Problem: All records below must be retyped exactly.

Information provided:
◆ ◆ ◆ ◆

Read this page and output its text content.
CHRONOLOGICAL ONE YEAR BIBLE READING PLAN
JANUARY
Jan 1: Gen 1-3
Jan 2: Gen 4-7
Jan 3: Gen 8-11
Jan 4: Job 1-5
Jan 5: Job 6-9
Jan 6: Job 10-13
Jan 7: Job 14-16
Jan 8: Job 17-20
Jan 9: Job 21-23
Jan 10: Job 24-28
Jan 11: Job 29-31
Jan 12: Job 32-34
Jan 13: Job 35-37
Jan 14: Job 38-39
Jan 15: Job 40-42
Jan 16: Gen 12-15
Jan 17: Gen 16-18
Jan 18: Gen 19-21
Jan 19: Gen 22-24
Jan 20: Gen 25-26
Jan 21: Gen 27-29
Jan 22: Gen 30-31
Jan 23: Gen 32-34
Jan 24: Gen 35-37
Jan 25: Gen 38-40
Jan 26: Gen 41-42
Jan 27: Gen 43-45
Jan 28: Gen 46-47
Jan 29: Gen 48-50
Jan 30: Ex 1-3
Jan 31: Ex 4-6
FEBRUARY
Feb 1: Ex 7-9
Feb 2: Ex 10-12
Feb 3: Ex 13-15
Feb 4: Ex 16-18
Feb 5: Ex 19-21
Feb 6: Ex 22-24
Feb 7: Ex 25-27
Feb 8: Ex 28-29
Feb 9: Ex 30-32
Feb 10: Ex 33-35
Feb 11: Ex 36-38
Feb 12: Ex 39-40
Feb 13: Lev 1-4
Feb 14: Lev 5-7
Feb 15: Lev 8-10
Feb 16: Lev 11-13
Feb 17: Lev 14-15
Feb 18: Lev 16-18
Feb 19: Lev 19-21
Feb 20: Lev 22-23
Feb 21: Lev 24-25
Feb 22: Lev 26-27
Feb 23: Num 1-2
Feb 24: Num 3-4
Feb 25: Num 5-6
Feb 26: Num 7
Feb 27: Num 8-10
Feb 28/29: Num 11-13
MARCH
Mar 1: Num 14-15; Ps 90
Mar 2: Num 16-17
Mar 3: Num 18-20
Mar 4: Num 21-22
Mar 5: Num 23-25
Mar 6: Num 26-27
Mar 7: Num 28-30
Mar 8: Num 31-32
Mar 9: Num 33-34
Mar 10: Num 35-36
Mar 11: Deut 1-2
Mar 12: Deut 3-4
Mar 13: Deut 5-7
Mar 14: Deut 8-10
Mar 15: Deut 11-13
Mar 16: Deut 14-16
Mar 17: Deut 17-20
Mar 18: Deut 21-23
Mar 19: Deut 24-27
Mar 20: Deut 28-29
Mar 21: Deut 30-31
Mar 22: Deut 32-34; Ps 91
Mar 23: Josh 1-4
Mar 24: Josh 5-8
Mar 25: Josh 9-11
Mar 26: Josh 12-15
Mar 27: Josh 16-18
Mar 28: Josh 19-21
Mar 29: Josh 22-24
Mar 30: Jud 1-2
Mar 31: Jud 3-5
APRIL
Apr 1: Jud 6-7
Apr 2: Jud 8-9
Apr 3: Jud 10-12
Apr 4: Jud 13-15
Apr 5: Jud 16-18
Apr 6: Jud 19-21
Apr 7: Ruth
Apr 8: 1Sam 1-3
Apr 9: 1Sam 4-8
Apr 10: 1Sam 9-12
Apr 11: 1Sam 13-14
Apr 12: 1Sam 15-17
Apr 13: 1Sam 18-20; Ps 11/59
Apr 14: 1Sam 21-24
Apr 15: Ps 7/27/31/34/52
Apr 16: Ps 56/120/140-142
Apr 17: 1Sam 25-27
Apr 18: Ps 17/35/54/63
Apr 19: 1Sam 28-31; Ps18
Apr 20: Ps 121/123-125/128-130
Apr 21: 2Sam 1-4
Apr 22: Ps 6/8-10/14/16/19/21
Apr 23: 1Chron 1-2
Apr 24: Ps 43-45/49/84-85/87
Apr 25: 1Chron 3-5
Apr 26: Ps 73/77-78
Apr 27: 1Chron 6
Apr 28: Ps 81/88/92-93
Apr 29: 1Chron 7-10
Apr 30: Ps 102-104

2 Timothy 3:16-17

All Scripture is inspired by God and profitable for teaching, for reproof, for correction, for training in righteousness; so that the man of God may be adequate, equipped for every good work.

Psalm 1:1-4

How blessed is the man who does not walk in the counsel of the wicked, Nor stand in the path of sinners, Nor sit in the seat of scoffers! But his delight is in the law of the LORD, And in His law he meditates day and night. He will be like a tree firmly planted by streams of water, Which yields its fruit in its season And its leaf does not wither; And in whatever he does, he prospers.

◆ ◆ ◆ ◆

Output for this exercise:
Read this page and output its text content.
CHRONOLOGICAL ONE YEAR BIBLE READING PLAN
JANUARY
Jan 1: Gen 1-3
Jan 2: Gen 4-7
Jan 3: Gen 8-11
Jan 4: Job 1-5
Jan 5: Job 6-9
Jan 6: Job 10-13
Jan 7: Job 14-16
Jan 8: Job 17-20
Jan 9: Job 21-23
Jan 10: Job 24-28
Jan 11: Job 29-31
Jan 12: Job 32-34
Jan 13: Job 35-37
Jan 14: Job 38-39
Jan 15: Job 40-42
Jan 16: Gen 12-15
Jan 17: Gen 16-18
Jan 18: Gen 19-21
Jan 19: Gen 22-24
Jan 20: Gen 25-26
Jan 21: Gen 27-29
Jan 22: Gen 30-31
Jan 23: Gen 32-34
Jan 24: Gen 35-37
Jan 25: Gen 38-40
Jan 26: Gen 41-42
Jan 27: Gen 43-45
Jan 28: Gen 46-47
Jan 29: Gen 48-50
Jan 30: Ex 1-3
Jan 31: Ex 4-6
FEBRUARY
Feb 1: Ex 7-9
Feb 2: Ex 10-12
Feb 3: Ex 13-15
Feb 4: Ex 16-18
Feb 5: Ex 19-21
Feb 6: Ex 22-24
Feb 7: Ex 25-27
Feb 8: Ex 28-29
Feb 9: Ex 30-32
Feb 10: Ex 33-35
Feb 11: Ex 36-38
Feb 12: Ex 39-40
Feb 13: Lev 1-4
Feb 14: Lev 5-7
Feb 15: Lev 8-10
Feb 16: Lev 11-13
Feb 17: Lev 14-15
Feb 18: Lev 16-18
Feb 19: Lev 19-21
Feb 20: Lev 22-23
Feb 21: Lev 24-25
Feb 22: Lev 26-27
Feb 23: Num 1-2
Feb 24: Num 3-4
Feb 25: Num 5-6
Feb 26: Num 7
Feb 27: Num 8-10
Feb 28/29: Num 11-13
MARCH
Mar 1: Num 14-15; Ps 90
Mar 2: Num 16-17
Mar 3: Num 18-20
Mar 4: Num 21-22
Mar 5: Num 23-25
Mar 6: Num 26-27
Mar 7: Num 28-30
Mar 8: Num 31-32
Mar 9: Num 33-34
Mar 10: Num 35-36
Mar 11: Deut 1-2
Mar 12: Deut 3-4
Mar 13: Deut 5-7
Mar 14: Deut 8-10
Mar 15: Deut 11-13
Mar 16: Deut 14-16
Mar 17: Deut 17-20
Mar 18: Deut 21-23
Mar 19: Deut 24-27
Mar 20: Deut 28-29
Mar 21: Deut 30-31
Mar 22: Deut 32-34; Ps 91
Mar 23: Josh 1-4
Mar 24: Josh 5-8
Mar 25: Josh 9-11
Mar 26: Josh 12-15
Mar 27: Josh 16-18
Mar 28: Josh 19-21
Mar 29: Josh 22-24
Mar 30: Jud 1-2
Mar 31: Jud 3-5
APRIL
Apr 1: Jud 6-7
Apr 2: Jud 8-9
Apr 3: Jud 10-12
Apr 4: Jud 13-15
Apr 5: Jud 16-18
Apr 6: Jud 19-21
Apr 7: Ruth
Apr 8: 1Sam 1-3
Apr 9: 1Sam 4-8
Apr 10: 1Sam 9-12
Apr 11: 1Sam 13-14
Apr 12: 1Sam 15-17
Apr 13: 1Sam 18-20; Ps 11/59
Apr 14: 1Sam 21-24
Apr 15: Ps 7/27/31/34/52
Apr 16: Ps 56/120/140-142
Apr 17: 1Sam 25-27
Apr 18: Ps 17/35/54/63
Apr 19: 1Sam 28-31; Ps18
Apr 20: Ps 121/123-125/128-130
Apr 21: 2Sam 1-4
Apr 22: Ps 6/8-10/14/16/19/21
Apr 23: 1Chron 1-2
Apr 24: Ps 43-45/49/84-85/87
Apr 25: 1Chron 3-5
Apr 26: Ps 73/77-78
Apr 27: 1Chron 6
Apr 28: Ps 81/88/92-93
Apr 29: 1Chron 7-10
Apr 30: Ps 102-104

2 Timothy 3:16-17

All Scripture is inspired by God and profitable for teaching, for reproof, for correction, for training in righteousness; so that the man of God may be adequate, equipped for every good work.

Psalm 1:1-4

How blessed is the man who does not walk in the counsel of the wicked, Nor stand in the path of sinners, Nor sit in the seat of scoffers! But his delight is in the law of the LORD, And in His law he meditates day and night. He will be like a tree firmly planted by streams of water, Which yields its fruit in its season And its leaf does not wither; And in whatever he does, he prospers.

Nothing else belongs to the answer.